Dataset entries:
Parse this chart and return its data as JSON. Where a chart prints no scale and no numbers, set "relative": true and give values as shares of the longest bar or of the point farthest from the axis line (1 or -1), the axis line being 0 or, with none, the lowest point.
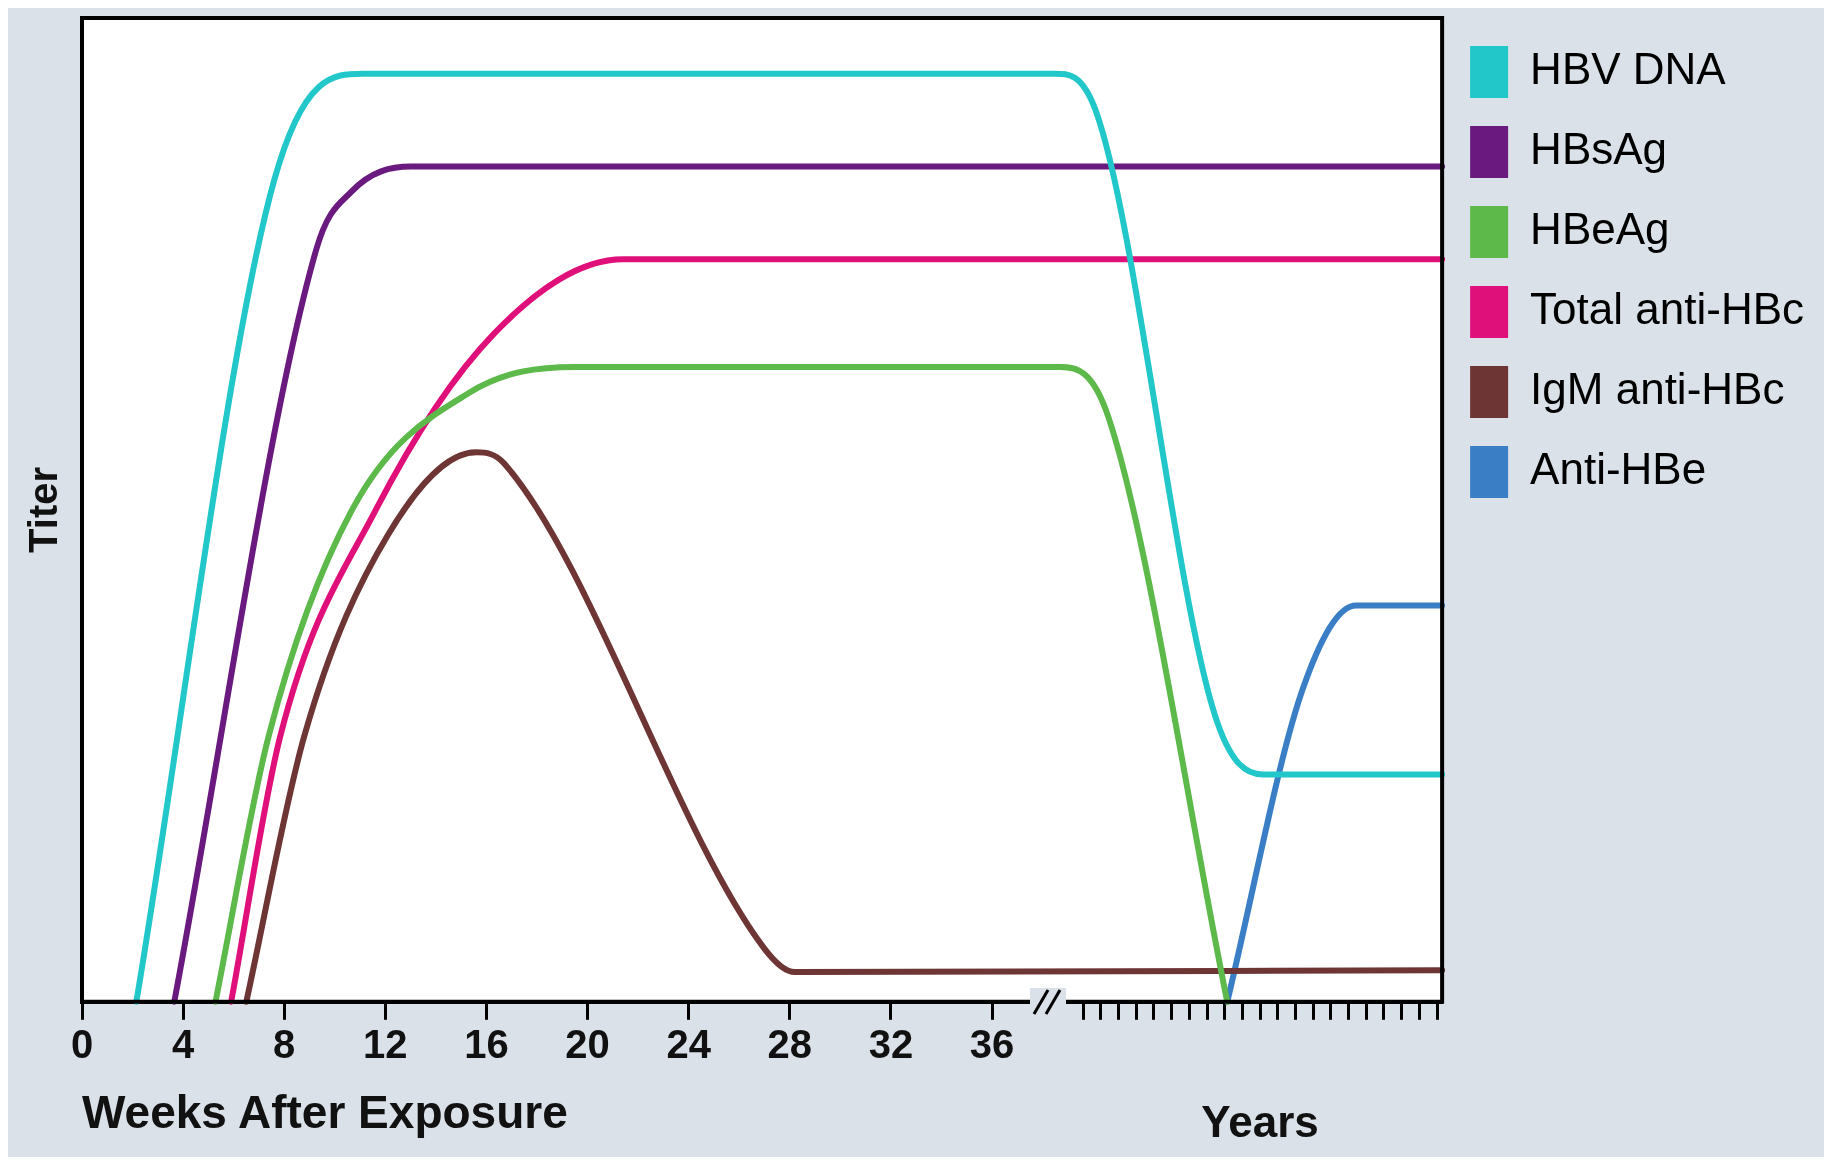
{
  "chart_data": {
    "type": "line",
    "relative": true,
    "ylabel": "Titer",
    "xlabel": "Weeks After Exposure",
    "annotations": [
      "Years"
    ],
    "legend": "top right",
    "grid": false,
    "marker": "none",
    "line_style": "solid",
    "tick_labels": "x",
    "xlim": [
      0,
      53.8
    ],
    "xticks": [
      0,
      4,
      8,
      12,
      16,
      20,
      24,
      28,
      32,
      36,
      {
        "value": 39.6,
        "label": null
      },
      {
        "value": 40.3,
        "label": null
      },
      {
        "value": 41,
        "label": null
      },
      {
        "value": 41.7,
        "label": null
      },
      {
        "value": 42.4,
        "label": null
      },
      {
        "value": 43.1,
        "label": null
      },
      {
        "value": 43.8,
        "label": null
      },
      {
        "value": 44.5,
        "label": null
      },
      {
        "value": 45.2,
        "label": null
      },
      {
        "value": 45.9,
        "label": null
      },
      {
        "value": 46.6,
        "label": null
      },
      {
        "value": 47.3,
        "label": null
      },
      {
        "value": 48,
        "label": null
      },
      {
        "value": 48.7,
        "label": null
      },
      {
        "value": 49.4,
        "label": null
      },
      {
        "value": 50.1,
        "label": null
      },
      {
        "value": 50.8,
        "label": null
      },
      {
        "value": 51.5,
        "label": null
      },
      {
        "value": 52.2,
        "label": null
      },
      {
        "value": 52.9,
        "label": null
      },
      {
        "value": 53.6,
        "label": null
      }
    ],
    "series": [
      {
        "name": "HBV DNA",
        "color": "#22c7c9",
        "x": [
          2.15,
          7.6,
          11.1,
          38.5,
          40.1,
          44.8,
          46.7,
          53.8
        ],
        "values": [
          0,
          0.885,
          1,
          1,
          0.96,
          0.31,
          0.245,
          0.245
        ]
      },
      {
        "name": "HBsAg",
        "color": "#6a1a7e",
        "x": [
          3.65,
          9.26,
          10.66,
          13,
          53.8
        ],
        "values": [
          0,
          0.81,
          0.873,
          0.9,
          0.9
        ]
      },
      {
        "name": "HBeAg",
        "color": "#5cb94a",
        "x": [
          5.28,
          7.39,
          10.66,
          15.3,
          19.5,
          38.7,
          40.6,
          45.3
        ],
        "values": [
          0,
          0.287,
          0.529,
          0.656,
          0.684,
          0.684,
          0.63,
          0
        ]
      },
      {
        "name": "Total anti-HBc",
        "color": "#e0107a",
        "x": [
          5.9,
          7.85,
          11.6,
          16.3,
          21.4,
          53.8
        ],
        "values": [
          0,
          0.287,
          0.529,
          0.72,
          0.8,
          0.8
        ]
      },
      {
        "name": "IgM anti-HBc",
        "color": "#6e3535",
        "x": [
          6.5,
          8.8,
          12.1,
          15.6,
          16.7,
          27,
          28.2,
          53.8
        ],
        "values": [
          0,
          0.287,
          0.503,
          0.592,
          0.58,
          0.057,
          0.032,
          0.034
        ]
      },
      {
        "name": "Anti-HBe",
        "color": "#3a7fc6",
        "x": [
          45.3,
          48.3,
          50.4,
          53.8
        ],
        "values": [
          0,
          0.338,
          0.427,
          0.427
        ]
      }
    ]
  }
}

**WRITTEN EXERCISE**. Pull out and copy each line containing the string "relative".

**TASK ANSWER**.
Parse this chart and return its data as JSON. Where a chart prints no scale and no numbers, set "relative": true and give values as shares of the longest bar or of the point farthest from the axis line (1 or -1), the axis line being 0 or, with none, the lowest point.
    "relative": true,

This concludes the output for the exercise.